▸ **DATASET**:
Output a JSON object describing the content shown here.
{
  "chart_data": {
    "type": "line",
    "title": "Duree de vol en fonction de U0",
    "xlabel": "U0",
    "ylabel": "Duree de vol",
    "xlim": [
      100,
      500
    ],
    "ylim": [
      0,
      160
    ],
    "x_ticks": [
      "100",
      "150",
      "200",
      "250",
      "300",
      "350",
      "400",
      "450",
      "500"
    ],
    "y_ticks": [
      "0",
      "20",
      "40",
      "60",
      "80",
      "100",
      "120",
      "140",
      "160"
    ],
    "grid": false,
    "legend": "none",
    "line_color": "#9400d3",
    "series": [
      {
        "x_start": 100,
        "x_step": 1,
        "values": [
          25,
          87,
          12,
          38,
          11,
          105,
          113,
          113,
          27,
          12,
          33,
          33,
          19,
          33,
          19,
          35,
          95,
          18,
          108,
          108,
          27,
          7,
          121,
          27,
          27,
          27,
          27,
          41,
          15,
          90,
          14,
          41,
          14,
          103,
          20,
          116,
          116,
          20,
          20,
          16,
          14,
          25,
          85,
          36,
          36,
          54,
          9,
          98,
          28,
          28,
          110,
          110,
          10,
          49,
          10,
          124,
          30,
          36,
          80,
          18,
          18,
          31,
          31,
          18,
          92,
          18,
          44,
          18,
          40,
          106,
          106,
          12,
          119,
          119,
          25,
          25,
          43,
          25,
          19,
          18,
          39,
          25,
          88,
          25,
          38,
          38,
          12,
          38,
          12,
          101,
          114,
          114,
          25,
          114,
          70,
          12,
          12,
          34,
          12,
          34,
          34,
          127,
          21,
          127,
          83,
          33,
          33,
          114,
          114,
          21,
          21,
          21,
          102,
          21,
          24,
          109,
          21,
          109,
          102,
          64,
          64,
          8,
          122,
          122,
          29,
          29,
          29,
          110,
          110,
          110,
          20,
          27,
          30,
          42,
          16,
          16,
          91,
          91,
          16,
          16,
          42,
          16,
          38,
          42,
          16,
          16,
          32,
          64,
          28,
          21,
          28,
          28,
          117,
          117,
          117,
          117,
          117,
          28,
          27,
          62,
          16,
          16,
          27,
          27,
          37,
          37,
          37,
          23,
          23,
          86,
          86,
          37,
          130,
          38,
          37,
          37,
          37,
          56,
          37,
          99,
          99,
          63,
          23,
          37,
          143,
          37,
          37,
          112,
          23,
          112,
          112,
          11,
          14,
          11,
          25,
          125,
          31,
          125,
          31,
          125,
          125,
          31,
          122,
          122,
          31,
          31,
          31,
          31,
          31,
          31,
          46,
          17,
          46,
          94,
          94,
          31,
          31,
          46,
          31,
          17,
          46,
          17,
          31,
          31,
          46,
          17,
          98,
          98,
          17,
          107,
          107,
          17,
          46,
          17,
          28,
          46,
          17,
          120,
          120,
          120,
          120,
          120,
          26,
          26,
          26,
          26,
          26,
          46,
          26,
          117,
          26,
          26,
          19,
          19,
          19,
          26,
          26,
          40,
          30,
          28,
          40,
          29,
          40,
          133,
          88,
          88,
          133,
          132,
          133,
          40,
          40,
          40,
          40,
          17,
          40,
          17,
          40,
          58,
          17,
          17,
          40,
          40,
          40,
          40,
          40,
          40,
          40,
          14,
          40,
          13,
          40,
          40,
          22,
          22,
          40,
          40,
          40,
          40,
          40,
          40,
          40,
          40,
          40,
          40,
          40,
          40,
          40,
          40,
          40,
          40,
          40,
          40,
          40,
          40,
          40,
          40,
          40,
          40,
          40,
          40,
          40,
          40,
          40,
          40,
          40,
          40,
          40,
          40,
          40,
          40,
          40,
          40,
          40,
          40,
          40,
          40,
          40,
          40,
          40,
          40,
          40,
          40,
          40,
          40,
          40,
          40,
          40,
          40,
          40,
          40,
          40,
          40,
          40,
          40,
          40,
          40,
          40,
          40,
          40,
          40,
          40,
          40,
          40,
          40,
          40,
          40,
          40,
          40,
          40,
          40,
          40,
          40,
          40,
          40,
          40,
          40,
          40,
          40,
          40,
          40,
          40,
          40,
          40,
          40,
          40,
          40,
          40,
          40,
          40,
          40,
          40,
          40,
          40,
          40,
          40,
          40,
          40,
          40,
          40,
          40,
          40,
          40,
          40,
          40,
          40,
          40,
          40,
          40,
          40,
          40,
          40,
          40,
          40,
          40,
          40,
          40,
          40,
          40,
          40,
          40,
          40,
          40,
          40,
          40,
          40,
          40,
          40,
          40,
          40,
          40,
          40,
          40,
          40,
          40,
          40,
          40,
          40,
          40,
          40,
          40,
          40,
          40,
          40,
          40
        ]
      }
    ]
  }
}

▸ **EXERCISE OBJECTIVE**: Reproduce the full listing above, character for character.

▸ **RESULT**:
Output a JSON object describing the content shown here.
{
  "chart_data": {
    "type": "line",
    "title": "Duree de vol en fonction de U0",
    "xlabel": "U0",
    "ylabel": "Duree de vol",
    "xlim": [
      100,
      500
    ],
    "ylim": [
      0,
      160
    ],
    "x_ticks": [
      "100",
      "150",
      "200",
      "250",
      "300",
      "350",
      "400",
      "450",
      "500"
    ],
    "y_ticks": [
      "0",
      "20",
      "40",
      "60",
      "80",
      "100",
      "120",
      "140",
      "160"
    ],
    "grid": false,
    "legend": "none",
    "line_color": "#9400d3",
    "series": [
      {
        "x_start": 100,
        "x_step": 1,
        "values": [
          25,
          87,
          12,
          38,
          11,
          105,
          113,
          113,
          27,
          12,
          33,
          33,
          19,
          33,
          19,
          35,
          95,
          18,
          108,
          108,
          27,
          7,
          121,
          27,
          27,
          27,
          27,
          41,
          15,
          90,
          14,
          41,
          14,
          103,
          20,
          116,
          116,
          20,
          20,
          16,
          14,
          25,
          85,
          36,
          36,
          54,
          9,
          98,
          28,
          28,
          110,
          110,
          10,
          49,
          10,
          124,
          30,
          36,
          80,
          18,
          18,
          31,
          31,
          18,
          92,
          18,
          44,
          18,
          40,
          106,
          106,
          12,
          119,
          119,
          25,
          25,
          43,
          25,
          19,
          18,
          39,
          25,
          88,
          25,
          38,
          38,
          12,
          38,
          12,
          101,
          114,
          114,
          25,
          114,
          70,
          12,
          12,
          34,
          12,
          34,
          34,
          127,
          21,
          127,
          83,
          33,
          33,
          114,
          114,
          21,
          21,
          21,
          102,
          21,
          24,
          109,
          21,
          109,
          102,
          64,
          64,
          8,
          122,
          122,
          29,
          29,
          29,
          110,
          110,
          110,
          20,
          27,
          30,
          42,
          16,
          16,
          91,
          91,
          16,
          16,
          42,
          16,
          38,
          42,
          16,
          16,
          32,
          64,
          28,
          21,
          28,
          28,
          117,
          117,
          117,
          117,
          117,
          28,
          27,
          62,
          16,
          16,
          27,
          27,
          37,
          37,
          37,
          23,
          23,
          86,
          86,
          37,
          130,
          38,
          37,
          37,
          37,
          56,
          37,
          99,
          99,
          63,
          23,
          37,
          143,
          37,
          37,
          112,
          23,
          112,
          112,
          11,
          14,
          11,
          25,
          125,
          31,
          125,
          31,
          125,
          125,
          31,
          122,
          122,
          31,
          31,
          31,
          31,
          31,
          31,
          46,
          17,
          46,
          94,
          94,
          31,
          31,
          46,
          31,
          17,
          46,
          17,
          31,
          31,
          46,
          17,
          98,
          98,
          17,
          107,
          107,
          17,
          46,
          17,
          28,
          46,
          17,
          120,
          120,
          120,
          120,
          120,
          26,
          26,
          26,
          26,
          26,
          46,
          26,
          117,
          26,
          26,
          19,
          19,
          19,
          26,
          26,
          40,
          30,
          28,
          40,
          29,
          40,
          133,
          88,
          88,
          133,
          132,
          133,
          40,
          40,
          40,
          40,
          17,
          40,
          17,
          40,
          58,
          17,
          17,
          40,
          40,
          40,
          40,
          40,
          40,
          40,
          14,
          40,
          13,
          40,
          40,
          22,
          22,
          40,
          40,
          40,
          40,
          40,
          40,
          40,
          40,
          40,
          40,
          40,
          40,
          40,
          40,
          40,
          40,
          40,
          40,
          40,
          40,
          40,
          40,
          40,
          40,
          40,
          40,
          40,
          40,
          40,
          40,
          40,
          40,
          40,
          40,
          40,
          40,
          40,
          40,
          40,
          40,
          40,
          40,
          40,
          40,
          40,
          40,
          40,
          40,
          40,
          40,
          40,
          40,
          40,
          40,
          40,
          40,
          40,
          40,
          40,
          40,
          40,
          40,
          40,
          40,
          40,
          40,
          40,
          40,
          40,
          40,
          40,
          40,
          40,
          40,
          40,
          40,
          40,
          40,
          40,
          40,
          40,
          40,
          40,
          40,
          40,
          40,
          40,
          40,
          40,
          40,
          40,
          40,
          40,
          40,
          40,
          40,
          40,
          40,
          40,
          40,
          40,
          40,
          40,
          40,
          40,
          40,
          40,
          40,
          40,
          40,
          40,
          40,
          40,
          40,
          40,
          40,
          40,
          40,
          40,
          40,
          40,
          40,
          40,
          40,
          40,
          40,
          40,
          40,
          40,
          40,
          40,
          40,
          40,
          40,
          40,
          40,
          40,
          40,
          40,
          40,
          40,
          40,
          40,
          40,
          40,
          40,
          40,
          40,
          40,
          40
        ]
      }
    ]
  }
}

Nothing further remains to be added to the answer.